Given data:
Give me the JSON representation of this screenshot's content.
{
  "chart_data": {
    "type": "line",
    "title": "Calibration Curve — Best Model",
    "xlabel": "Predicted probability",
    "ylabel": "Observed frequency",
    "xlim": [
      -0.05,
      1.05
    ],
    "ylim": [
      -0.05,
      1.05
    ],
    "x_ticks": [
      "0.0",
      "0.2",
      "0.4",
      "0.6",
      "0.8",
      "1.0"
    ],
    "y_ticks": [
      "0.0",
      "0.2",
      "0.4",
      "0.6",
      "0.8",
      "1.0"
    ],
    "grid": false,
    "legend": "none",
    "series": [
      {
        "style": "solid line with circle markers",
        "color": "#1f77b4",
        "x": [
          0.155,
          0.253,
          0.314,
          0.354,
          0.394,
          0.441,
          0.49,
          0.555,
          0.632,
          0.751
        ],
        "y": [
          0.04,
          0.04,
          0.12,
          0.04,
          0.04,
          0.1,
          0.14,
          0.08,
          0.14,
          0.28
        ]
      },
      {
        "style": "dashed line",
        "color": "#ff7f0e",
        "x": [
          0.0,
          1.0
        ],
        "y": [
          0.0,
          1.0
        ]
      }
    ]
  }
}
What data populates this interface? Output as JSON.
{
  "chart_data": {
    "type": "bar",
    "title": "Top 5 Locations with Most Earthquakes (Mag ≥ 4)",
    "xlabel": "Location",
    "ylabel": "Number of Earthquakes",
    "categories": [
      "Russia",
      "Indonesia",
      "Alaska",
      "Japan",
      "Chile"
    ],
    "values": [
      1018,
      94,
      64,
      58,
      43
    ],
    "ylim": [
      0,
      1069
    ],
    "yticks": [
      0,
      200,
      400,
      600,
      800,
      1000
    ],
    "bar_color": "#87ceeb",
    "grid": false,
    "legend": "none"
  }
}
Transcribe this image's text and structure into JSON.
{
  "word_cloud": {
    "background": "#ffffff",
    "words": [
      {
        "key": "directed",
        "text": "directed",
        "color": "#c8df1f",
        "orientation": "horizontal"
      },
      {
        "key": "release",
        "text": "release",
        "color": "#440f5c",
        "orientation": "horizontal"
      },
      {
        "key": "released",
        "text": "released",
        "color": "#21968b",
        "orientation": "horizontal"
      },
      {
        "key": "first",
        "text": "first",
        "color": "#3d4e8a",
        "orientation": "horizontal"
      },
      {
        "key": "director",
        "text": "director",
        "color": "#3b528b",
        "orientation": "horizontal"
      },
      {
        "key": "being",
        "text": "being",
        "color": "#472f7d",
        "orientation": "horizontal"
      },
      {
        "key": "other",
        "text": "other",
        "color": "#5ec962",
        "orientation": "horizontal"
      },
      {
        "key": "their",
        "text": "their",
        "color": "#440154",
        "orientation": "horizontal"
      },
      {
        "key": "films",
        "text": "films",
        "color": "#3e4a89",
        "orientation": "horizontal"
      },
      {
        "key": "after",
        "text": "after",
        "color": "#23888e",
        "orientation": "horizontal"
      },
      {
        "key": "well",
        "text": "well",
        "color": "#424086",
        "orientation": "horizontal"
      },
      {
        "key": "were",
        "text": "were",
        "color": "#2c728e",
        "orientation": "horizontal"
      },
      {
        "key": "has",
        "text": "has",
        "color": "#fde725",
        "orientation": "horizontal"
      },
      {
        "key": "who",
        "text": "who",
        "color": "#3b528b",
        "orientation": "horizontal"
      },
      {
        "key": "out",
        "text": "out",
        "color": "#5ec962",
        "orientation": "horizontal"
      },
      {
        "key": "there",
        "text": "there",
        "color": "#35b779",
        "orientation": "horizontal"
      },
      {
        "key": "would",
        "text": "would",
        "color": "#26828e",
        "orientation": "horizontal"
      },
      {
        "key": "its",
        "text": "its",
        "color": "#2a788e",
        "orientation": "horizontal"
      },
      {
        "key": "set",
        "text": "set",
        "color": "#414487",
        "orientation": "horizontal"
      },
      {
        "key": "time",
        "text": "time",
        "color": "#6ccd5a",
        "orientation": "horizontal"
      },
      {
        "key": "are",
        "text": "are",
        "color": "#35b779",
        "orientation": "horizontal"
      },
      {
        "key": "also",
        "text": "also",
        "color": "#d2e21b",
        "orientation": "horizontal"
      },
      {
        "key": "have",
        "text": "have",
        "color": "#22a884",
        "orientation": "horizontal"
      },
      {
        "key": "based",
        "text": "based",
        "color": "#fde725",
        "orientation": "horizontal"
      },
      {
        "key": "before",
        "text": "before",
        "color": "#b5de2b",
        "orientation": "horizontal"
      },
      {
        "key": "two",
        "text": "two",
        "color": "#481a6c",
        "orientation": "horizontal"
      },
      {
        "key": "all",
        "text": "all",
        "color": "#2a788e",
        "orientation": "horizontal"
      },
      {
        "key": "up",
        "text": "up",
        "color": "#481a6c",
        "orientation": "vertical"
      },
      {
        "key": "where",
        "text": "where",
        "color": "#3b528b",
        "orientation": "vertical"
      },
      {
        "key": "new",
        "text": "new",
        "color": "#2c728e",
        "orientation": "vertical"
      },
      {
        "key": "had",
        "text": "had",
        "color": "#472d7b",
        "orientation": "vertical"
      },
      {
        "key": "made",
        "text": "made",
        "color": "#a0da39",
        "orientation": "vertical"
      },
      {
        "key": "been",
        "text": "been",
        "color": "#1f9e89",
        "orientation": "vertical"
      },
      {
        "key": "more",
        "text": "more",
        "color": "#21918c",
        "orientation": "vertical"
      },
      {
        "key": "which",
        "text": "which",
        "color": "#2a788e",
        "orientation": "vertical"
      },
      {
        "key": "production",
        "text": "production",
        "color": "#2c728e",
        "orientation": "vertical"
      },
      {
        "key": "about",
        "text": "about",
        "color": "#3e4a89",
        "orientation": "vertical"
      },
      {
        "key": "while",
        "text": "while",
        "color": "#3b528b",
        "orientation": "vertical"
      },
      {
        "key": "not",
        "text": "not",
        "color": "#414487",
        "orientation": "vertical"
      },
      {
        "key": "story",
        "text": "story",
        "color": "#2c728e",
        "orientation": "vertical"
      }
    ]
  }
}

Job:
Go through the listing above and restate it word for word.

Solution:
Give me the JSON representation of this screenshot's content.
{
  "chart_data": {
    "type": "line",
    "title": "Calibration Curve — Best Model",
    "xlabel": "Predicted probability",
    "ylabel": "Observed frequency",
    "xlim": [
      -0.05,
      1.05
    ],
    "ylim": [
      -0.05,
      1.05
    ],
    "x_ticks": [
      "0.0",
      "0.2",
      "0.4",
      "0.6",
      "0.8",
      "1.0"
    ],
    "y_ticks": [
      "0.0",
      "0.2",
      "0.4",
      "0.6",
      "0.8",
      "1.0"
    ],
    "grid": false,
    "legend": "none",
    "series": [
      {
        "style": "solid line with circle markers",
        "color": "#1f77b4",
        "x": [
          0.155,
          0.253,
          0.314,
          0.354,
          0.394,
          0.441,
          0.49,
          0.555,
          0.632,
          0.751
        ],
        "y": [
          0.04,
          0.04,
          0.12,
          0.04,
          0.04,
          0.1,
          0.14,
          0.08,
          0.14,
          0.28
        ]
      },
      {
        "style": "dashed line",
        "color": "#ff7f0e",
        "x": [
          0.0,
          1.0
        ],
        "y": [
          0.0,
          1.0
        ]
      }
    ]
  }
}
What data populates this interface? Output as JSON.
{
  "chart_data": {
    "type": "bar",
    "title": "Top 5 Locations with Most Earthquakes (Mag ≥ 4)",
    "xlabel": "Location",
    "ylabel": "Number of Earthquakes",
    "categories": [
      "Russia",
      "Indonesia",
      "Alaska",
      "Japan",
      "Chile"
    ],
    "values": [
      1018,
      94,
      64,
      58,
      43
    ],
    "ylim": [
      0,
      1069
    ],
    "yticks": [
      0,
      200,
      400,
      600,
      800,
      1000
    ],
    "bar_color": "#87ceeb",
    "grid": false,
    "legend": "none"
  }
}
Transcribe this image's text and structure into JSON.
{
  "word_cloud": {
    "background": "#ffffff",
    "words": [
      {
        "key": "directed",
        "text": "directed",
        "color": "#c8df1f",
        "orientation": "horizontal"
      },
      {
        "key": "release",
        "text": "release",
        "color": "#440f5c",
        "orientation": "horizontal"
      },
      {
        "key": "released",
        "text": "released",
        "color": "#21968b",
        "orientation": "horizontal"
      },
      {
        "key": "first",
        "text": "first",
        "color": "#3d4e8a",
        "orientation": "horizontal"
      },
      {
        "key": "director",
        "text": "director",
        "color": "#3b528b",
        "orientation": "horizontal"
      },
      {
        "key": "being",
        "text": "being",
        "color": "#472f7d",
        "orientation": "horizontal"
      },
      {
        "key": "other",
        "text": "other",
        "color": "#5ec962",
        "orientation": "horizontal"
      },
      {
        "key": "their",
        "text": "their",
        "color": "#440154",
        "orientation": "horizontal"
      },
      {
        "key": "films",
        "text": "films",
        "color": "#3e4a89",
        "orientation": "horizontal"
      },
      {
        "key": "after",
        "text": "after",
        "color": "#23888e",
        "orientation": "horizontal"
      },
      {
        "key": "well",
        "text": "well",
        "color": "#424086",
        "orientation": "horizontal"
      },
      {
        "key": "were",
        "text": "were",
        "color": "#2c728e",
        "orientation": "horizontal"
      },
      {
        "key": "has",
        "text": "has",
        "color": "#fde725",
        "orientation": "horizontal"
      },
      {
        "key": "who",
        "text": "who",
        "color": "#3b528b",
        "orientation": "horizontal"
      },
      {
        "key": "out",
        "text": "out",
        "color": "#5ec962",
        "orientation": "horizontal"
      },
      {
        "key": "there",
        "text": "there",
        "color": "#35b779",
        "orientation": "horizontal"
      },
      {
        "key": "would",
        "text": "would",
        "color": "#26828e",
        "orientation": "horizontal"
      },
      {
        "key": "its",
        "text": "its",
        "color": "#2a788e",
        "orientation": "horizontal"
      },
      {
        "key": "set",
        "text": "set",
        "color": "#414487",
        "orientation": "horizontal"
      },
      {
        "key": "time",
        "text": "time",
        "color": "#6ccd5a",
        "orientation": "horizontal"
      },
      {
        "key": "are",
        "text": "are",
        "color": "#35b779",
        "orientation": "horizontal"
      },
      {
        "key": "also",
        "text": "also",
        "color": "#d2e21b",
        "orientation": "horizontal"
      },
      {
        "key": "have",
        "text": "have",
        "color": "#22a884",
        "orientation": "horizontal"
      },
      {
        "key": "based",
        "text": "based",
        "color": "#fde725",
        "orientation": "horizontal"
      },
      {
        "key": "before",
        "text": "before",
        "color": "#b5de2b",
        "orientation": "horizontal"
      },
      {
        "key": "two",
        "text": "two",
        "color": "#481a6c",
        "orientation": "horizontal"
      },
      {
        "key": "all",
        "text": "all",
        "color": "#2a788e",
        "orientation": "horizontal"
      },
      {
        "key": "up",
        "text": "up",
        "color": "#481a6c",
        "orientation": "vertical"
      },
      {
        "key": "where",
        "text": "where",
        "color": "#3b528b",
        "orientation": "vertical"
      },
      {
        "key": "new",
        "text": "new",
        "color": "#2c728e",
        "orientation": "vertical"
      },
      {
        "key": "had",
        "text": "had",
        "color": "#472d7b",
        "orientation": "vertical"
      },
      {
        "key": "made",
        "text": "made",
        "color": "#a0da39",
        "orientation": "vertical"
      },
      {
        "key": "been",
        "text": "been",
        "color": "#1f9e89",
        "orientation": "vertical"
      },
      {
        "key": "more",
        "text": "more",
        "color": "#21918c",
        "orientation": "vertical"
      },
      {
        "key": "which",
        "text": "which",
        "color": "#2a788e",
        "orientation": "vertical"
      },
      {
        "key": "production",
        "text": "production",
        "color": "#2c728e",
        "orientation": "vertical"
      },
      {
        "key": "about",
        "text": "about",
        "color": "#3e4a89",
        "orientation": "vertical"
      },
      {
        "key": "while",
        "text": "while",
        "color": "#3b528b",
        "orientation": "vertical"
      },
      {
        "key": "not",
        "text": "not",
        "color": "#414487",
        "orientation": "vertical"
      },
      {
        "key": "story",
        "text": "story",
        "color": "#2c728e",
        "orientation": "vertical"
      }
    ]
  }
}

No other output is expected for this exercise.